BEGIN RECORDS SUPPLIED
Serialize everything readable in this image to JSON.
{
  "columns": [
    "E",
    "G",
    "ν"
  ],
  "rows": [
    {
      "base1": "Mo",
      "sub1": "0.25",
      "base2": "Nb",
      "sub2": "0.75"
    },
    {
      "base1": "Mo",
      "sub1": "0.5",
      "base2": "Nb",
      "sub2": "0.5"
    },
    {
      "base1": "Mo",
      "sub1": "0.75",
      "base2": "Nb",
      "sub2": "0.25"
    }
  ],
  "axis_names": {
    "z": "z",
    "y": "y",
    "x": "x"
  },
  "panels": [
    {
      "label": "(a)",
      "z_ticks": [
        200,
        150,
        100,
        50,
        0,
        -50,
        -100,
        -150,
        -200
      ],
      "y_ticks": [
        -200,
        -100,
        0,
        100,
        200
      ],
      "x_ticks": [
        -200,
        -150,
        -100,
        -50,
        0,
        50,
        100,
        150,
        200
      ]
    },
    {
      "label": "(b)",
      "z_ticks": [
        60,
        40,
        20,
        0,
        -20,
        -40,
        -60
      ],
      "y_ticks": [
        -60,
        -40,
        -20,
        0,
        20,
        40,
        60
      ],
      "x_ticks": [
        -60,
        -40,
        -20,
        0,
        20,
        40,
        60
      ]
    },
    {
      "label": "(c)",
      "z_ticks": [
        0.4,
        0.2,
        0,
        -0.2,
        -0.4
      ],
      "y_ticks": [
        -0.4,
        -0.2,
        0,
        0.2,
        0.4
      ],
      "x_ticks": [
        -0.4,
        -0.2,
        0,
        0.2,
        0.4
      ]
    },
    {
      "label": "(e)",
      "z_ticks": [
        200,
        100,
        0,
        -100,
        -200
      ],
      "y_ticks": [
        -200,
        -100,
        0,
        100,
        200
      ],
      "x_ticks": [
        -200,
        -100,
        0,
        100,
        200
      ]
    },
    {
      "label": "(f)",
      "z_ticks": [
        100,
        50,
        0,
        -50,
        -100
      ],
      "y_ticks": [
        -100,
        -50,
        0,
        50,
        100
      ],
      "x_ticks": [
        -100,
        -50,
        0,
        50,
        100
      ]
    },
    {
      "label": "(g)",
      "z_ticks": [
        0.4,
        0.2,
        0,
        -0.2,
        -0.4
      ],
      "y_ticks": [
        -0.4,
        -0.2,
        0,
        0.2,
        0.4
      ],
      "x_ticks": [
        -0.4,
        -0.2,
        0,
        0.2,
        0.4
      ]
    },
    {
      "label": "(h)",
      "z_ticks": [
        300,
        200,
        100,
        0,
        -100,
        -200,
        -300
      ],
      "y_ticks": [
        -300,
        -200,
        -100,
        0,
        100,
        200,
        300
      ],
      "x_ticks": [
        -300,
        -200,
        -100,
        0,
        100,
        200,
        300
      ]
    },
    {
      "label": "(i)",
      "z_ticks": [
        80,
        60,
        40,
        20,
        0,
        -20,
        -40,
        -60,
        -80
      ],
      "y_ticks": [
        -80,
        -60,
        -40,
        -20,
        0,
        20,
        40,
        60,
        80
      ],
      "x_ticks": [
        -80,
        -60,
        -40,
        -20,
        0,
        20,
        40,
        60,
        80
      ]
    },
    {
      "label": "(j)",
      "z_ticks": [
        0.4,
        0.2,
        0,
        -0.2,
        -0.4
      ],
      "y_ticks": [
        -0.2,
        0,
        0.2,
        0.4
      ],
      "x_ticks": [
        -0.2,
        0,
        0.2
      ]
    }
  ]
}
END RECORDS SUPPLIED
▸ WRITTEN TASK: Copy every line of the listing where the word "label" appears.

▸ TASK RESPONSE:
      "label": "(a)",
      "label": "(b)",
      "label": "(c)",
      "label": "(e)",
      "label": "(f)",
      "label": "(g)",
      "label": "(h)",
      "label": "(i)",
      "label": "(j)",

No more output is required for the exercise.